* Start INPUT MATERIAL *

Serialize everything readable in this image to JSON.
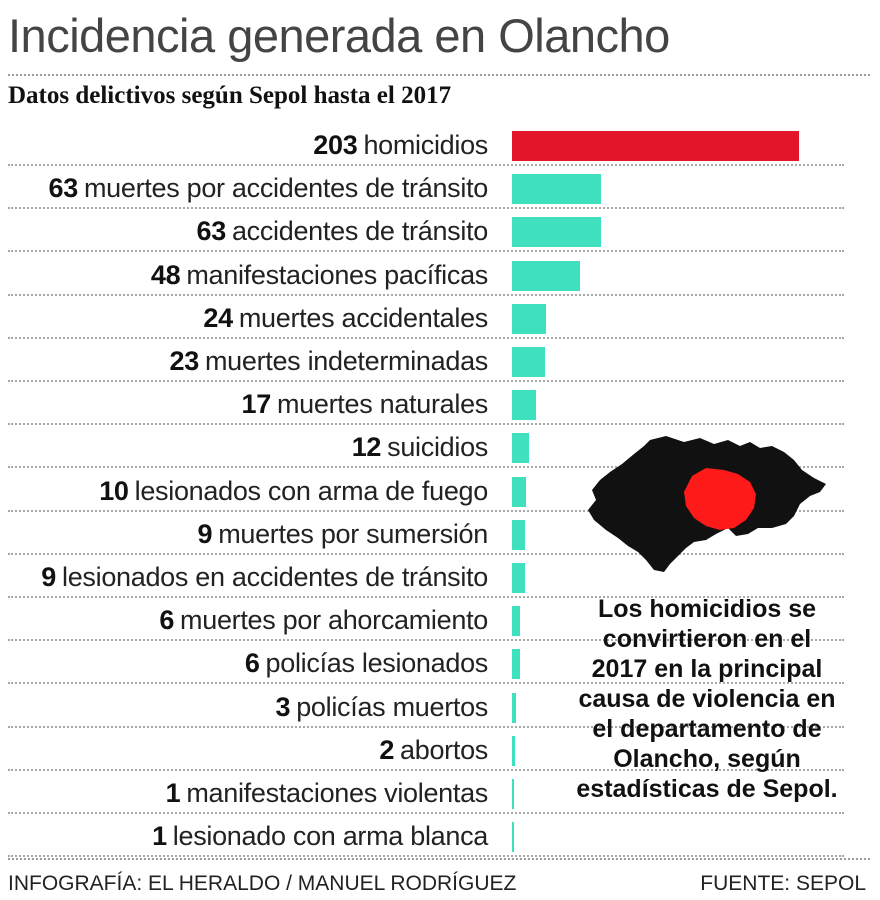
{
  "header": {
    "title": "Incidencia generada en Olancho",
    "subtitle": "Datos delictivos según Sepol  hasta el 2017"
  },
  "chart_data": {
    "type": "bar",
    "orientation": "horizontal",
    "title": "Incidencia generada en Olancho",
    "subtitle": "Datos delictivos según Sepol  hasta el 2017",
    "categories": [
      "homicidios",
      "muertes por accidentes de tránsito",
      "accidentes de tránsito",
      "manifestaciones pacíficas",
      "muertes accidentales",
      "muertes indeterminadas",
      "muertes naturales",
      "suicidios",
      "lesionados con arma de fuego",
      "muertes por sumersión",
      "lesionados en accidentes de tránsito",
      "muertes por ahorcamiento",
      "policías lesionados",
      "policías muertos",
      "abortos",
      "manifestaciones violentas",
      "lesionado con arma blanca"
    ],
    "values": [
      203,
      63,
      63,
      48,
      24,
      23,
      17,
      12,
      10,
      9,
      9,
      6,
      6,
      3,
      2,
      1,
      1
    ],
    "highlight_color": "#e3152b",
    "bar_color": "#3fe0bd",
    "xlim": [
      0,
      203
    ]
  },
  "map": {
    "region_color": "#ff1a1a",
    "country_color": "#111111"
  },
  "note": "Los homicidios se convirtieron en el 2017 en la principal causa de violencia en el departamento de Olancho, según estadísticas de Sepol.",
  "footer": {
    "credit": "INFOGRAFÍA: EL HERALDO / MANUEL RODRÍGUEZ",
    "source": "FUENTE: SEPOL"
  }
}
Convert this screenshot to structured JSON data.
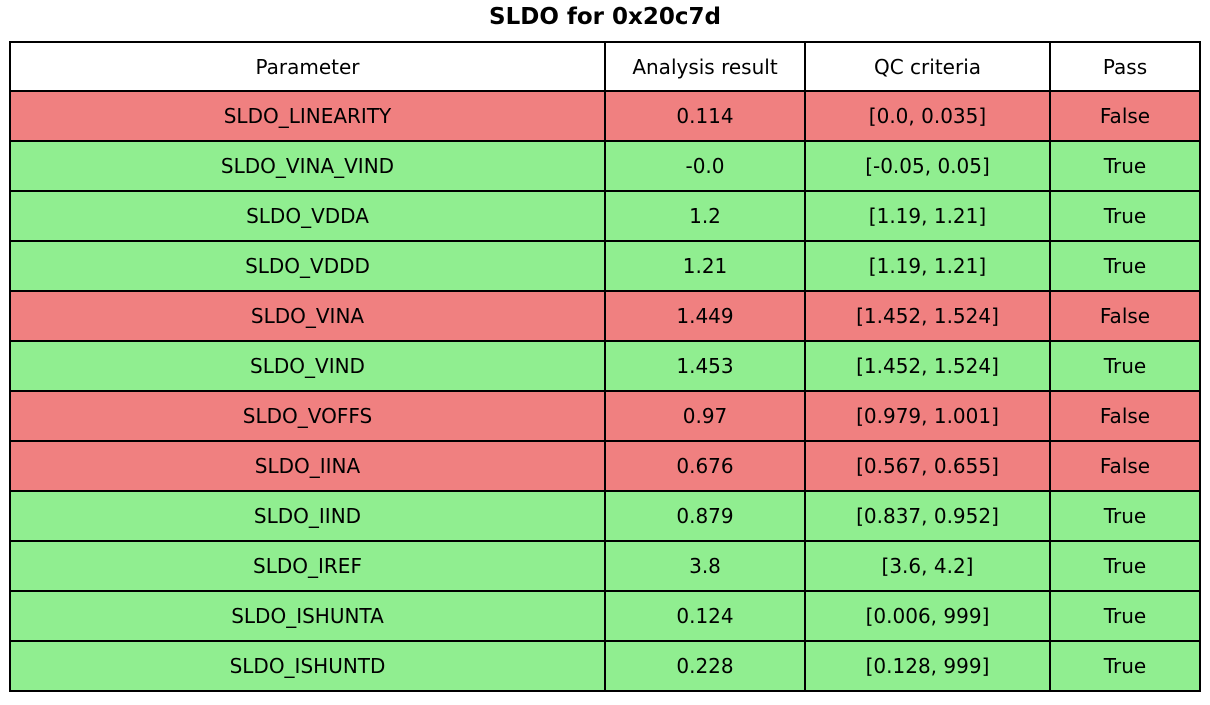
{
  "title": "SLDO for 0x20c7d",
  "colors": {
    "pass_row": "#90ee90",
    "fail_row": "#f08080",
    "header_bg": "#ffffff",
    "border": "#000000",
    "text": "#000000"
  },
  "chart_data": {
    "type": "table",
    "title": "SLDO for 0x20c7d",
    "columns": [
      "Parameter",
      "Analysis result",
      "QC criteria",
      "Pass"
    ],
    "rows": [
      {
        "parameter": "SLDO_LINEARITY",
        "analysis_result": "0.114",
        "qc_criteria": "[0.0, 0.035]",
        "pass": "False"
      },
      {
        "parameter": "SLDO_VINA_VIND",
        "analysis_result": "-0.0",
        "qc_criteria": "[-0.05, 0.05]",
        "pass": "True"
      },
      {
        "parameter": "SLDO_VDDA",
        "analysis_result": "1.2",
        "qc_criteria": "[1.19, 1.21]",
        "pass": "True"
      },
      {
        "parameter": "SLDO_VDDD",
        "analysis_result": "1.21",
        "qc_criteria": "[1.19, 1.21]",
        "pass": "True"
      },
      {
        "parameter": "SLDO_VINA",
        "analysis_result": "1.449",
        "qc_criteria": "[1.452, 1.524]",
        "pass": "False"
      },
      {
        "parameter": "SLDO_VIND",
        "analysis_result": "1.453",
        "qc_criteria": "[1.452, 1.524]",
        "pass": "True"
      },
      {
        "parameter": "SLDO_VOFFS",
        "analysis_result": "0.97",
        "qc_criteria": "[0.979, 1.001]",
        "pass": "False"
      },
      {
        "parameter": "SLDO_IINA",
        "analysis_result": "0.676",
        "qc_criteria": "[0.567, 0.655]",
        "pass": "False"
      },
      {
        "parameter": "SLDO_IIND",
        "analysis_result": "0.879",
        "qc_criteria": "[0.837, 0.952]",
        "pass": "True"
      },
      {
        "parameter": "SLDO_IREF",
        "analysis_result": "3.8",
        "qc_criteria": "[3.6, 4.2]",
        "pass": "True"
      },
      {
        "parameter": "SLDO_ISHUNTA",
        "analysis_result": "0.124",
        "qc_criteria": "[0.006, 999]",
        "pass": "True"
      },
      {
        "parameter": "SLDO_ISHUNTD",
        "analysis_result": "0.228",
        "qc_criteria": "[0.128, 999]",
        "pass": "True"
      }
    ]
  }
}
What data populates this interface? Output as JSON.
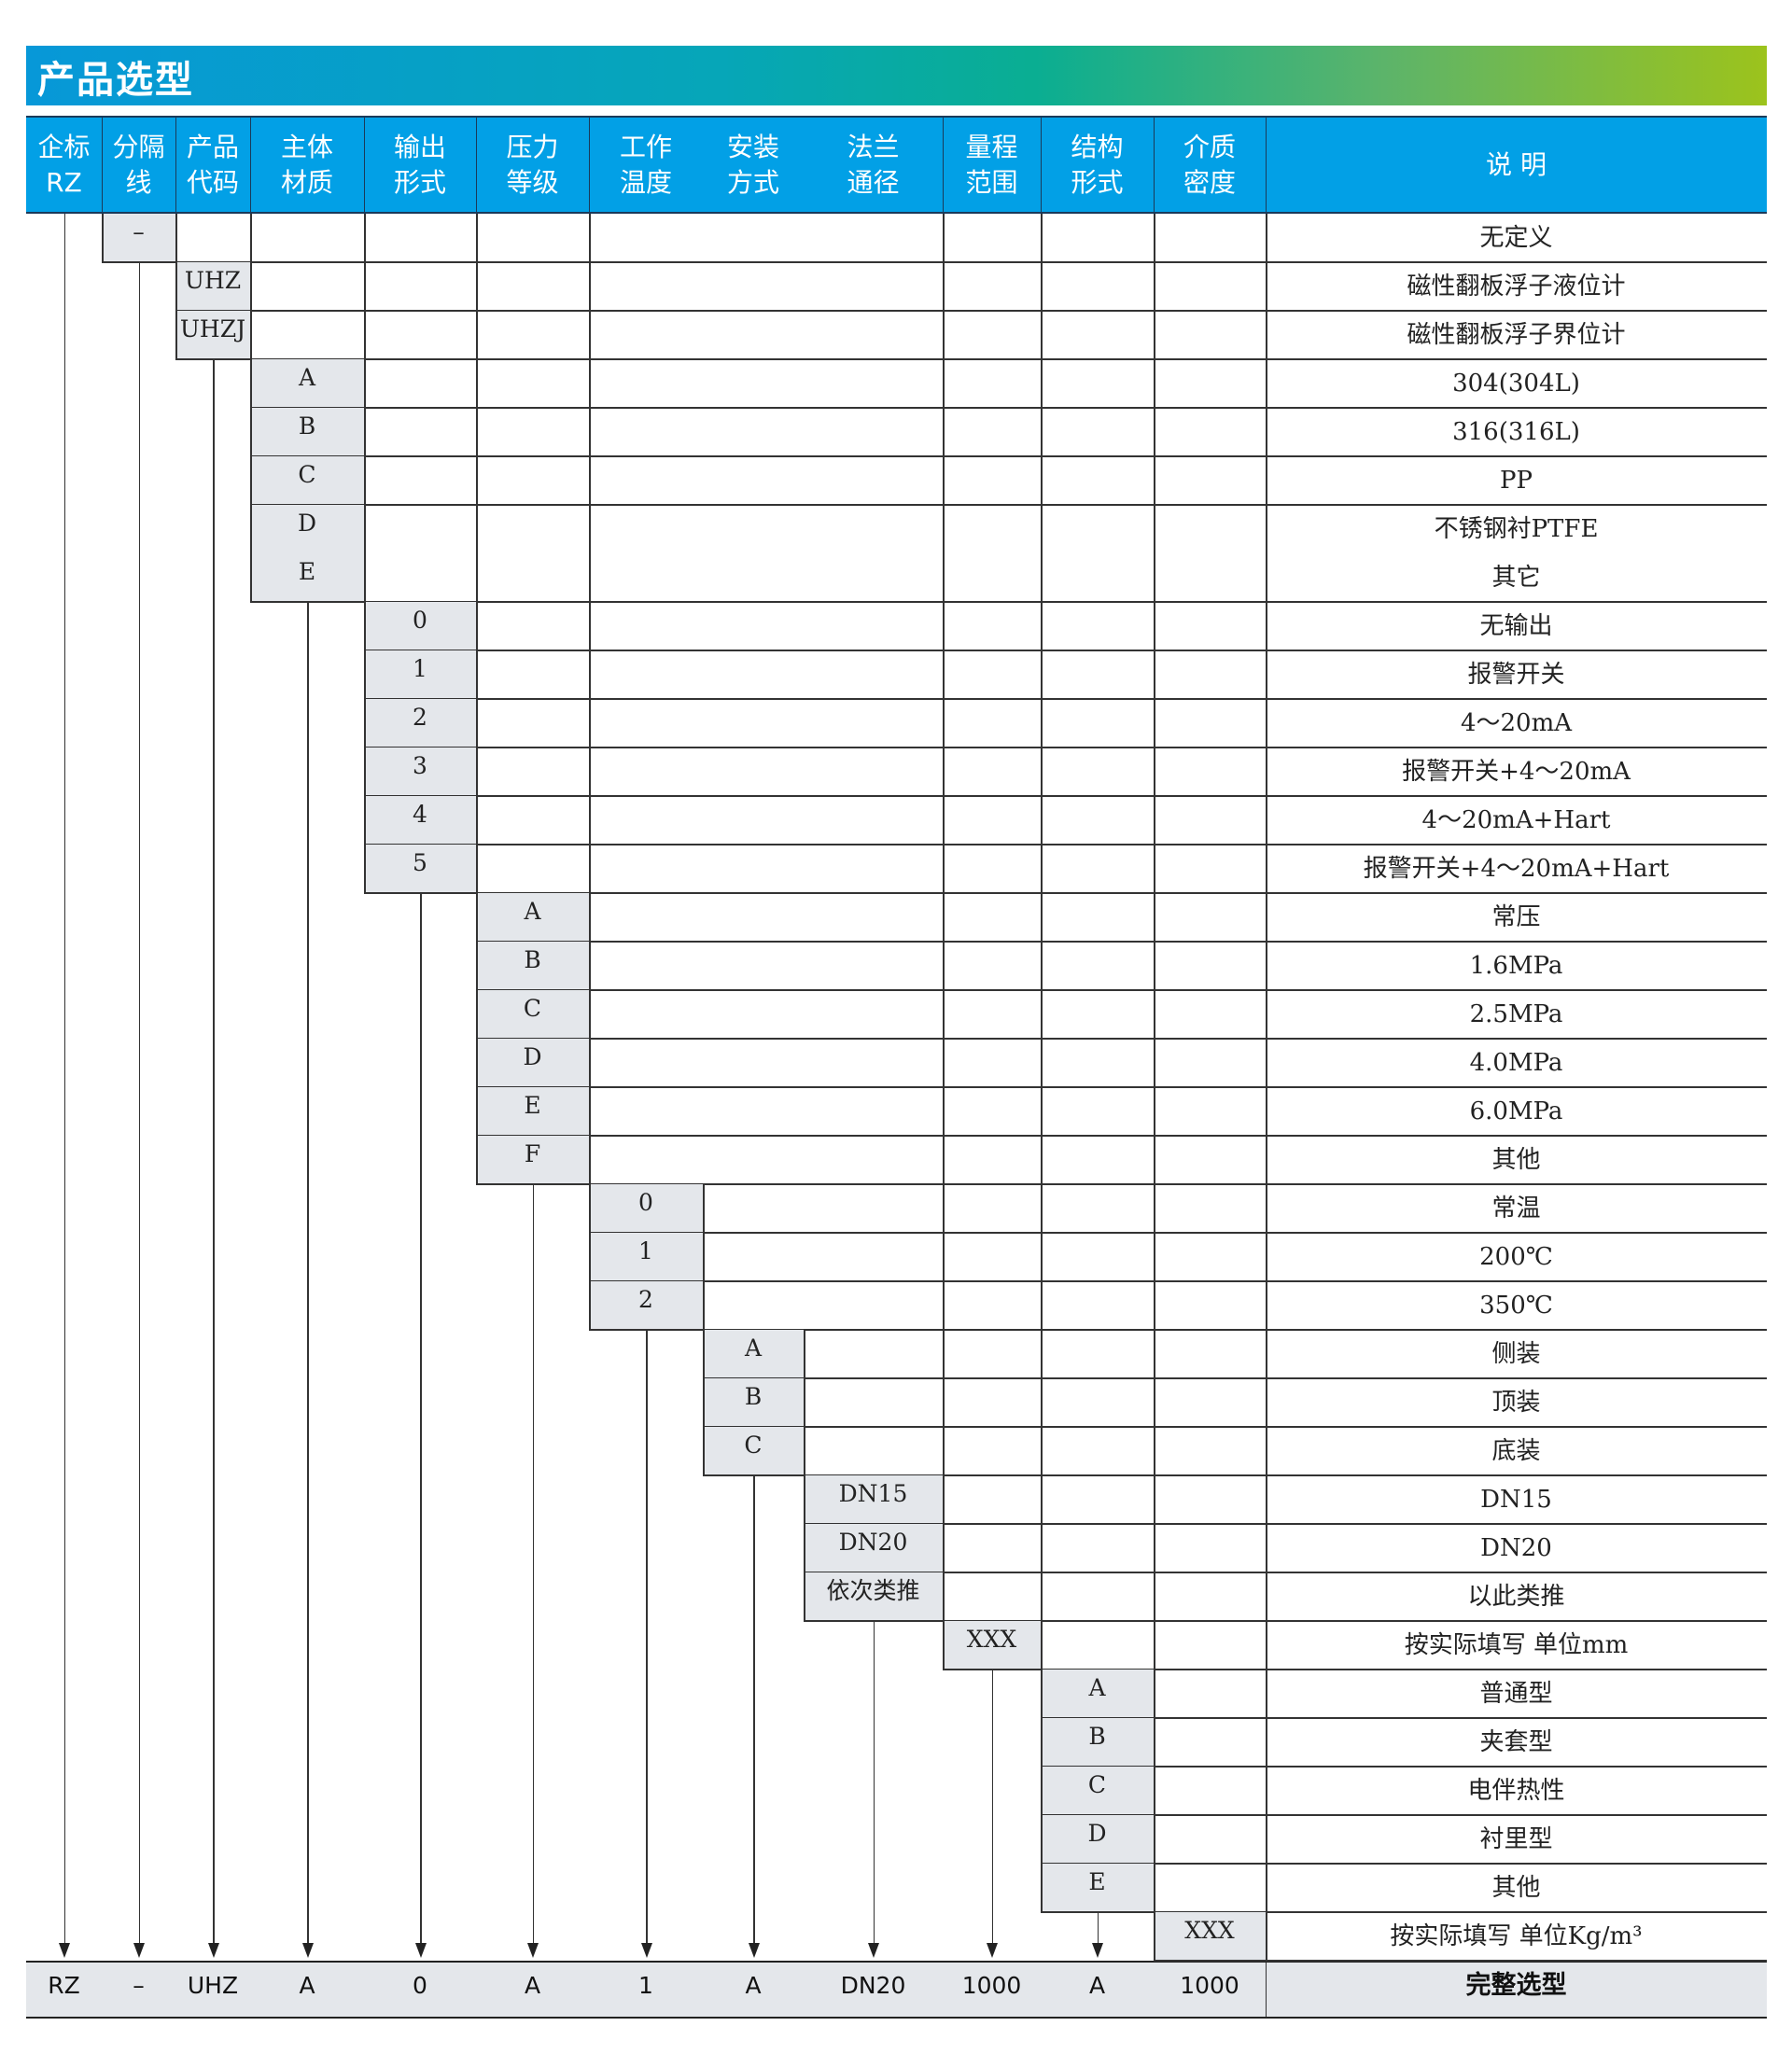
{
  "title": "产品选型",
  "colors": {
    "header_bg": "#02a0e6",
    "code_cell_bg": "#e4e7eb",
    "banner_start": "#0798d8",
    "banner_end": "#9cc31c"
  },
  "headers": [
    "企标\nRZ",
    "分隔\n线",
    "产品\n代码",
    "主体\n材质",
    "输出\n形式",
    "压力\n等级",
    "工作\n温度",
    "安装\n方式",
    "法兰\n通径",
    "量程\n范围",
    "结构\n形式",
    "介质\n密度",
    "说 明"
  ],
  "rows": [
    {
      "col": 1,
      "code": "–",
      "desc": "无定义"
    },
    {
      "col": 2,
      "code": "UHZ",
      "desc": "磁性翻板浮子液位计"
    },
    {
      "col": 2,
      "code": "UHZJ",
      "desc": "磁性翻板浮子界位计"
    },
    {
      "col": 3,
      "code": "A",
      "desc": "304(304L)"
    },
    {
      "col": 3,
      "code": "B",
      "desc": "316(316L)"
    },
    {
      "col": 3,
      "code": "C",
      "desc": "PP"
    },
    {
      "col": 3,
      "code": "D",
      "desc": "不锈钢衬PTFE",
      "merge_next": true
    },
    {
      "col": 3,
      "code": "E",
      "desc": "其它"
    },
    {
      "col": 4,
      "code": "0",
      "desc": "无输出"
    },
    {
      "col": 4,
      "code": "1",
      "desc": "报警开关"
    },
    {
      "col": 4,
      "code": "2",
      "desc": "4～20mA"
    },
    {
      "col": 4,
      "code": "3",
      "desc": "报警开关+4～20mA"
    },
    {
      "col": 4,
      "code": "4",
      "desc": "4～20mA+Hart"
    },
    {
      "col": 4,
      "code": "5",
      "desc": "报警开关+4～20mA+Hart"
    },
    {
      "col": 5,
      "code": "A",
      "desc": "常压"
    },
    {
      "col": 5,
      "code": "B",
      "desc": "1.6MPa"
    },
    {
      "col": 5,
      "code": "C",
      "desc": "2.5MPa"
    },
    {
      "col": 5,
      "code": "D",
      "desc": "4.0MPa"
    },
    {
      "col": 5,
      "code": "E",
      "desc": "6.0MPa"
    },
    {
      "col": 5,
      "code": "F",
      "desc": "其他"
    },
    {
      "col": 6,
      "code": "0",
      "desc": "常温"
    },
    {
      "col": 6,
      "code": "1",
      "desc": "200℃"
    },
    {
      "col": 6,
      "code": "2",
      "desc": "350℃"
    },
    {
      "col": 7,
      "code": "A",
      "desc": "侧装"
    },
    {
      "col": 7,
      "code": "B",
      "desc": "顶装"
    },
    {
      "col": 7,
      "code": "C",
      "desc": "底装"
    },
    {
      "col": 8,
      "code": "DN15",
      "desc": "DN15"
    },
    {
      "col": 8,
      "code": "DN20",
      "desc": "DN20"
    },
    {
      "col": 8,
      "code": "依次类推",
      "desc": "以此类推"
    },
    {
      "col": 9,
      "code": "XXX",
      "desc": "按实际填写  单位mm"
    },
    {
      "col": 10,
      "code": "A",
      "desc": "普通型"
    },
    {
      "col": 10,
      "code": "B",
      "desc": "夹套型"
    },
    {
      "col": 10,
      "code": "C",
      "desc": "电伴热性"
    },
    {
      "col": 10,
      "code": "D",
      "desc": "衬里型"
    },
    {
      "col": 10,
      "code": "E",
      "desc": "其他"
    },
    {
      "col": 11,
      "code": "XXX",
      "desc": "按实际填写  单位Kg/m³"
    }
  ],
  "footer": {
    "values": [
      "RZ",
      "–",
      "UHZ",
      "A",
      "0",
      "A",
      "1",
      "A",
      "DN20",
      "1000",
      "A",
      "1000"
    ],
    "desc": "完整选型"
  }
}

* End INPUT MATERIAL *

_AIM OF THE EXERCISE_
Repeat the records above verbatim, with no pictures in the result.

_COMPLETED EXERCISE_
Serialize everything readable in this image to JSON.
{
  "header": {
    "title": "Incidencia generada en Olancho",
    "subtitle": "Datos delictivos según Sepol  hasta el 2017"
  },
  "chart_data": {
    "type": "bar",
    "orientation": "horizontal",
    "title": "Incidencia generada en Olancho",
    "subtitle": "Datos delictivos según Sepol  hasta el 2017",
    "categories": [
      "homicidios",
      "muertes por accidentes de tránsito",
      "accidentes de tránsito",
      "manifestaciones pacíficas",
      "muertes accidentales",
      "muertes indeterminadas",
      "muertes naturales",
      "suicidios",
      "lesionados con arma de fuego",
      "muertes por sumersión",
      "lesionados en accidentes de tránsito",
      "muertes por ahorcamiento",
      "policías lesionados",
      "policías muertos",
      "abortos",
      "manifestaciones violentas",
      "lesionado con arma blanca"
    ],
    "values": [
      203,
      63,
      63,
      48,
      24,
      23,
      17,
      12,
      10,
      9,
      9,
      6,
      6,
      3,
      2,
      1,
      1
    ],
    "highlight_color": "#e3152b",
    "bar_color": "#3fe0bd",
    "xlim": [
      0,
      203
    ]
  },
  "map": {
    "region_color": "#ff1a1a",
    "country_color": "#111111"
  },
  "note": "Los homicidios se convirtieron en el 2017 en la principal causa de violencia en el departamento de Olancho, según estadísticas de Sepol.",
  "footer": {
    "credit": "INFOGRAFÍA: EL HERALDO / MANUEL RODRÍGUEZ",
    "source": "FUENTE: SEPOL"
  }
}
Convert this screenshot to structured JSON data.
{
  "title": "SLDO for 0x20c7d",
  "colors": {
    "pass_row": "#90ee90",
    "fail_row": "#f08080",
    "header_bg": "#ffffff",
    "border": "#000000",
    "text": "#000000"
  },
  "chart_data": {
    "type": "table",
    "title": "SLDO for 0x20c7d",
    "columns": [
      "Parameter",
      "Analysis result",
      "QC criteria",
      "Pass"
    ],
    "rows": [
      {
        "parameter": "SLDO_LINEARITY",
        "analysis_result": "0.114",
        "qc_criteria": "[0.0, 0.035]",
        "pass": "False"
      },
      {
        "parameter": "SLDO_VINA_VIND",
        "analysis_result": "-0.0",
        "qc_criteria": "[-0.05, 0.05]",
        "pass": "True"
      },
      {
        "parameter": "SLDO_VDDA",
        "analysis_result": "1.2",
        "qc_criteria": "[1.19, 1.21]",
        "pass": "True"
      },
      {
        "parameter": "SLDO_VDDD",
        "analysis_result": "1.21",
        "qc_criteria": "[1.19, 1.21]",
        "pass": "True"
      },
      {
        "parameter": "SLDO_VINA",
        "analysis_result": "1.449",
        "qc_criteria": "[1.452, 1.524]",
        "pass": "False"
      },
      {
        "parameter": "SLDO_VIND",
        "analysis_result": "1.453",
        "qc_criteria": "[1.452, 1.524]",
        "pass": "True"
      },
      {
        "parameter": "SLDO_VOFFS",
        "analysis_result": "0.97",
        "qc_criteria": "[0.979, 1.001]",
        "pass": "False"
      },
      {
        "parameter": "SLDO_IINA",
        "analysis_result": "0.676",
        "qc_criteria": "[0.567, 0.655]",
        "pass": "False"
      },
      {
        "parameter": "SLDO_IIND",
        "analysis_result": "0.879",
        "qc_criteria": "[0.837, 0.952]",
        "pass": "True"
      },
      {
        "parameter": "SLDO_IREF",
        "analysis_result": "3.8",
        "qc_criteria": "[3.6, 4.2]",
        "pass": "True"
      },
      {
        "parameter": "SLDO_ISHUNTA",
        "analysis_result": "0.124",
        "qc_criteria": "[0.006, 999]",
        "pass": "True"
      },
      {
        "parameter": "SLDO_ISHUNTD",
        "analysis_result": "0.228",
        "qc_criteria": "[0.128, 999]",
        "pass": "True"
      }
    ]
  }
}
What data populates this interface? Output as JSON.
{
  "title": "产品选型",
  "colors": {
    "header_bg": "#02a0e6",
    "code_cell_bg": "#e4e7eb",
    "banner_start": "#0798d8",
    "banner_end": "#9cc31c"
  },
  "headers": [
    "企标\nRZ",
    "分隔\n线",
    "产品\n代码",
    "主体\n材质",
    "输出\n形式",
    "压力\n等级",
    "工作\n温度",
    "安装\n方式",
    "法兰\n通径",
    "量程\n范围",
    "结构\n形式",
    "介质\n密度",
    "说 明"
  ],
  "rows": [
    {
      "col": 1,
      "code": "–",
      "desc": "无定义"
    },
    {
      "col": 2,
      "code": "UHZ",
      "desc": "磁性翻板浮子液位计"
    },
    {
      "col": 2,
      "code": "UHZJ",
      "desc": "磁性翻板浮子界位计"
    },
    {
      "col": 3,
      "code": "A",
      "desc": "304(304L)"
    },
    {
      "col": 3,
      "code": "B",
      "desc": "316(316L)"
    },
    {
      "col": 3,
      "code": "C",
      "desc": "PP"
    },
    {
      "col": 3,
      "code": "D",
      "desc": "不锈钢衬PTFE",
      "merge_next": true
    },
    {
      "col": 3,
      "code": "E",
      "desc": "其它"
    },
    {
      "col": 4,
      "code": "0",
      "desc": "无输出"
    },
    {
      "col": 4,
      "code": "1",
      "desc": "报警开关"
    },
    {
      "col": 4,
      "code": "2",
      "desc": "4～20mA"
    },
    {
      "col": 4,
      "code": "3",
      "desc": "报警开关+4～20mA"
    },
    {
      "col": 4,
      "code": "4",
      "desc": "4～20mA+Hart"
    },
    {
      "col": 4,
      "code": "5",
      "desc": "报警开关+4～20mA+Hart"
    },
    {
      "col": 5,
      "code": "A",
      "desc": "常压"
    },
    {
      "col": 5,
      "code": "B",
      "desc": "1.6MPa"
    },
    {
      "col": 5,
      "code": "C",
      "desc": "2.5MPa"
    },
    {
      "col": 5,
      "code": "D",
      "desc": "4.0MPa"
    },
    {
      "col": 5,
      "code": "E",
      "desc": "6.0MPa"
    },
    {
      "col": 5,
      "code": "F",
      "desc": "其他"
    },
    {
      "col": 6,
      "code": "0",
      "desc": "常温"
    },
    {
      "col": 6,
      "code": "1",
      "desc": "200℃"
    },
    {
      "col": 6,
      "code": "2",
      "desc": "350℃"
    },
    {
      "col": 7,
      "code": "A",
      "desc": "侧装"
    },
    {
      "col": 7,
      "code": "B",
      "desc": "顶装"
    },
    {
      "col": 7,
      "code": "C",
      "desc": "底装"
    },
    {
      "col": 8,
      "code": "DN15",
      "desc": "DN15"
    },
    {
      "col": 8,
      "code": "DN20",
      "desc": "DN20"
    },
    {
      "col": 8,
      "code": "依次类推",
      "desc": "以此类推"
    },
    {
      "col": 9,
      "code": "XXX",
      "desc": "按实际填写  单位mm"
    },
    {
      "col": 10,
      "code": "A",
      "desc": "普通型"
    },
    {
      "col": 10,
      "code": "B",
      "desc": "夹套型"
    },
    {
      "col": 10,
      "code": "C",
      "desc": "电伴热性"
    },
    {
      "col": 10,
      "code": "D",
      "desc": "衬里型"
    },
    {
      "col": 10,
      "code": "E",
      "desc": "其他"
    },
    {
      "col": 11,
      "code": "XXX",
      "desc": "按实际填写  单位Kg/m³"
    }
  ],
  "footer": {
    "values": [
      "RZ",
      "–",
      "UHZ",
      "A",
      "0",
      "A",
      "1",
      "A",
      "DN20",
      "1000",
      "A",
      "1000"
    ],
    "desc": "完整选型"
  }
}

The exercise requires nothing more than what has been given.